[Exercise prompt] Return the records that follow unaltered. Omit every picture.

[Entries shown]
= = = =
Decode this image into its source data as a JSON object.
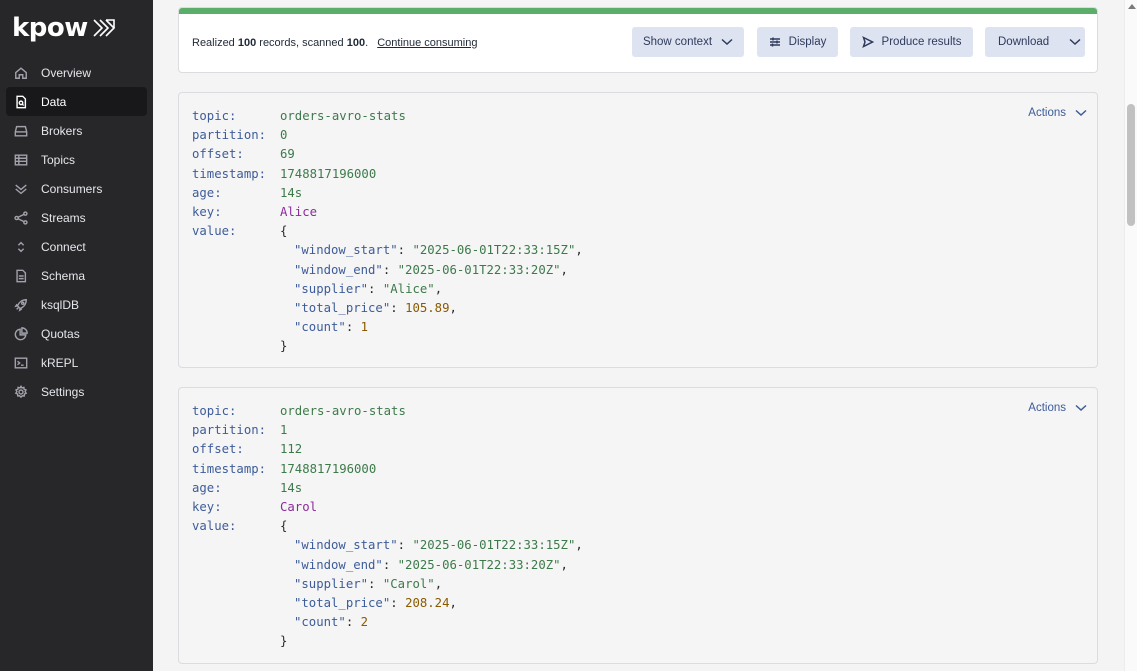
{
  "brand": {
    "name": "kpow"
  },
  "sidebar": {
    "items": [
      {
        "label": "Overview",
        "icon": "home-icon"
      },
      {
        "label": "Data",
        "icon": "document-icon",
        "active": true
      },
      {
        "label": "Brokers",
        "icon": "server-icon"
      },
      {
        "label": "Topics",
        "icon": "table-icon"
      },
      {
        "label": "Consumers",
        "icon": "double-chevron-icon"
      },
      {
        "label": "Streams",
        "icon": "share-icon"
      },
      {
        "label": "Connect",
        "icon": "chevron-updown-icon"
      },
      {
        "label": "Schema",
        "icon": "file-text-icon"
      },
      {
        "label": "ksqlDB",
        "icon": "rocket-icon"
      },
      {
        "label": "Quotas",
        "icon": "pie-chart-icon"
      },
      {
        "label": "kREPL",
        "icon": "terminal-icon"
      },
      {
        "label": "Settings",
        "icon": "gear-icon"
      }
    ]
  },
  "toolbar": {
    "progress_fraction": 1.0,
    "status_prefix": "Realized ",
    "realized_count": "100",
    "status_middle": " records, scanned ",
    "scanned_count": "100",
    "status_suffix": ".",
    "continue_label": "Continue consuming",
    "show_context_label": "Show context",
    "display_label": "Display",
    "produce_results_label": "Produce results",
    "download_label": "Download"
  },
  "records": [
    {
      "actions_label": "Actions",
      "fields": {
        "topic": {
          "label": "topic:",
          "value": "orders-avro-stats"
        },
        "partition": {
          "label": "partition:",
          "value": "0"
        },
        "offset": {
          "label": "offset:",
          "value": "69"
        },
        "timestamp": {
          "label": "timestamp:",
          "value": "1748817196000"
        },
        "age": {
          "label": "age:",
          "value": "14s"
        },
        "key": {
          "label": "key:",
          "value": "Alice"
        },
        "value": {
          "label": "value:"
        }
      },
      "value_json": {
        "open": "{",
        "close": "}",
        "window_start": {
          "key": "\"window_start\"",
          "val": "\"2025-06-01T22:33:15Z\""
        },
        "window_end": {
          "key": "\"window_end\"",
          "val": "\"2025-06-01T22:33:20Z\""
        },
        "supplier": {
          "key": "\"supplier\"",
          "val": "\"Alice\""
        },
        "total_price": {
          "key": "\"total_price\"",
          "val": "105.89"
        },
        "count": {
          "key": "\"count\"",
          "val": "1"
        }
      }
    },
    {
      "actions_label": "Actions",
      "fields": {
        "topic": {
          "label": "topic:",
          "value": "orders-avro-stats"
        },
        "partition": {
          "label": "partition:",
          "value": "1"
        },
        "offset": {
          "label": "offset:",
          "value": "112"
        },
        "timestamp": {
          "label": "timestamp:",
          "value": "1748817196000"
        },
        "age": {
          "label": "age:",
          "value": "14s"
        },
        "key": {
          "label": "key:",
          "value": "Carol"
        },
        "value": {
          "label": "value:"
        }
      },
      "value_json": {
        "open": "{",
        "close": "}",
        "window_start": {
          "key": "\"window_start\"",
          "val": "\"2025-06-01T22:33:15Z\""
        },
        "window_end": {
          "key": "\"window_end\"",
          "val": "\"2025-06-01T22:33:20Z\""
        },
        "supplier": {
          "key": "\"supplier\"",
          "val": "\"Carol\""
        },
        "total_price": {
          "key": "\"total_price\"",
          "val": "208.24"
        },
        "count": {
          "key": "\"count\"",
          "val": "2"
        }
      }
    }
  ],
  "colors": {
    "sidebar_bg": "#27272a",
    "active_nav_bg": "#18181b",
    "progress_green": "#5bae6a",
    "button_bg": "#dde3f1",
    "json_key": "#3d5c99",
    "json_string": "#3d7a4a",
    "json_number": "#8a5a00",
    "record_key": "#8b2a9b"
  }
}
= = = =
[Task solution]
Decode this image into its source data as a JSON object.
{
  "brand": {
    "name": "kpow"
  },
  "sidebar": {
    "items": [
      {
        "label": "Overview",
        "icon": "home-icon"
      },
      {
        "label": "Data",
        "icon": "document-icon",
        "active": true
      },
      {
        "label": "Brokers",
        "icon": "server-icon"
      },
      {
        "label": "Topics",
        "icon": "table-icon"
      },
      {
        "label": "Consumers",
        "icon": "double-chevron-icon"
      },
      {
        "label": "Streams",
        "icon": "share-icon"
      },
      {
        "label": "Connect",
        "icon": "chevron-updown-icon"
      },
      {
        "label": "Schema",
        "icon": "file-text-icon"
      },
      {
        "label": "ksqlDB",
        "icon": "rocket-icon"
      },
      {
        "label": "Quotas",
        "icon": "pie-chart-icon"
      },
      {
        "label": "kREPL",
        "icon": "terminal-icon"
      },
      {
        "label": "Settings",
        "icon": "gear-icon"
      }
    ]
  },
  "toolbar": {
    "progress_fraction": 1.0,
    "status_prefix": "Realized ",
    "realized_count": "100",
    "status_middle": " records, scanned ",
    "scanned_count": "100",
    "status_suffix": ".",
    "continue_label": "Continue consuming",
    "show_context_label": "Show context",
    "display_label": "Display",
    "produce_results_label": "Produce results",
    "download_label": "Download"
  },
  "records": [
    {
      "actions_label": "Actions",
      "fields": {
        "topic": {
          "label": "topic:",
          "value": "orders-avro-stats"
        },
        "partition": {
          "label": "partition:",
          "value": "0"
        },
        "offset": {
          "label": "offset:",
          "value": "69"
        },
        "timestamp": {
          "label": "timestamp:",
          "value": "1748817196000"
        },
        "age": {
          "label": "age:",
          "value": "14s"
        },
        "key": {
          "label": "key:",
          "value": "Alice"
        },
        "value": {
          "label": "value:"
        }
      },
      "value_json": {
        "open": "{",
        "close": "}",
        "window_start": {
          "key": "\"window_start\"",
          "val": "\"2025-06-01T22:33:15Z\""
        },
        "window_end": {
          "key": "\"window_end\"",
          "val": "\"2025-06-01T22:33:20Z\""
        },
        "supplier": {
          "key": "\"supplier\"",
          "val": "\"Alice\""
        },
        "total_price": {
          "key": "\"total_price\"",
          "val": "105.89"
        },
        "count": {
          "key": "\"count\"",
          "val": "1"
        }
      }
    },
    {
      "actions_label": "Actions",
      "fields": {
        "topic": {
          "label": "topic:",
          "value": "orders-avro-stats"
        },
        "partition": {
          "label": "partition:",
          "value": "1"
        },
        "offset": {
          "label": "offset:",
          "value": "112"
        },
        "timestamp": {
          "label": "timestamp:",
          "value": "1748817196000"
        },
        "age": {
          "label": "age:",
          "value": "14s"
        },
        "key": {
          "label": "key:",
          "value": "Carol"
        },
        "value": {
          "label": "value:"
        }
      },
      "value_json": {
        "open": "{",
        "close": "}",
        "window_start": {
          "key": "\"window_start\"",
          "val": "\"2025-06-01T22:33:15Z\""
        },
        "window_end": {
          "key": "\"window_end\"",
          "val": "\"2025-06-01T22:33:20Z\""
        },
        "supplier": {
          "key": "\"supplier\"",
          "val": "\"Carol\""
        },
        "total_price": {
          "key": "\"total_price\"",
          "val": "208.24"
        },
        "count": {
          "key": "\"count\"",
          "val": "2"
        }
      }
    }
  ],
  "colors": {
    "sidebar_bg": "#27272a",
    "active_nav_bg": "#18181b",
    "progress_green": "#5bae6a",
    "button_bg": "#dde3f1",
    "json_key": "#3d5c99",
    "json_string": "#3d7a4a",
    "json_number": "#8a5a00",
    "record_key": "#8b2a9b"
  }
}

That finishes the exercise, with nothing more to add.